▶ _Exercise task_
All of the entries need to be written out again, exactly as they are.
****************************************
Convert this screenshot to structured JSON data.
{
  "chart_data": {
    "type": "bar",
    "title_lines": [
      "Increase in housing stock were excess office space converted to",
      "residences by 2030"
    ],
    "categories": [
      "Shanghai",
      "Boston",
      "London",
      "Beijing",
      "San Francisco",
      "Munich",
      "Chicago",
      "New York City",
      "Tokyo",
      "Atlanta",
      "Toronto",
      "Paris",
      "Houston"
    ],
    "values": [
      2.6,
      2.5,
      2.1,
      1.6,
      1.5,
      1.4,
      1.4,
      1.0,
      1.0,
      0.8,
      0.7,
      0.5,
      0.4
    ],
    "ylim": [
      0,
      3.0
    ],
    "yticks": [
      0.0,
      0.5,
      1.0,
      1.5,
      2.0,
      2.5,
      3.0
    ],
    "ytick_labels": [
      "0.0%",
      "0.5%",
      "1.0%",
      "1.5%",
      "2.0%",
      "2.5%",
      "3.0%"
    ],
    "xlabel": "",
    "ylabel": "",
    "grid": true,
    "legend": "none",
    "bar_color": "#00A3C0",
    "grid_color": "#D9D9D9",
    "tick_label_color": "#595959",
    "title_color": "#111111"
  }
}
****************************************
▶ _Exercise response_
Convert this screenshot to structured JSON data.
{
  "chart_data": {
    "type": "bar",
    "title_lines": [
      "Increase in housing stock were excess office space converted to",
      "residences by 2030"
    ],
    "categories": [
      "Shanghai",
      "Boston",
      "London",
      "Beijing",
      "San Francisco",
      "Munich",
      "Chicago",
      "New York City",
      "Tokyo",
      "Atlanta",
      "Toronto",
      "Paris",
      "Houston"
    ],
    "values": [
      2.6,
      2.5,
      2.1,
      1.6,
      1.5,
      1.4,
      1.4,
      1.0,
      1.0,
      0.8,
      0.7,
      0.5,
      0.4
    ],
    "ylim": [
      0,
      3.0
    ],
    "yticks": [
      0.0,
      0.5,
      1.0,
      1.5,
      2.0,
      2.5,
      3.0
    ],
    "ytick_labels": [
      "0.0%",
      "0.5%",
      "1.0%",
      "1.5%",
      "2.0%",
      "2.5%",
      "3.0%"
    ],
    "xlabel": "",
    "ylabel": "",
    "grid": true,
    "legend": "none",
    "bar_color": "#00A3C0",
    "grid_color": "#D9D9D9",
    "tick_label_color": "#595959",
    "title_color": "#111111"
  }
}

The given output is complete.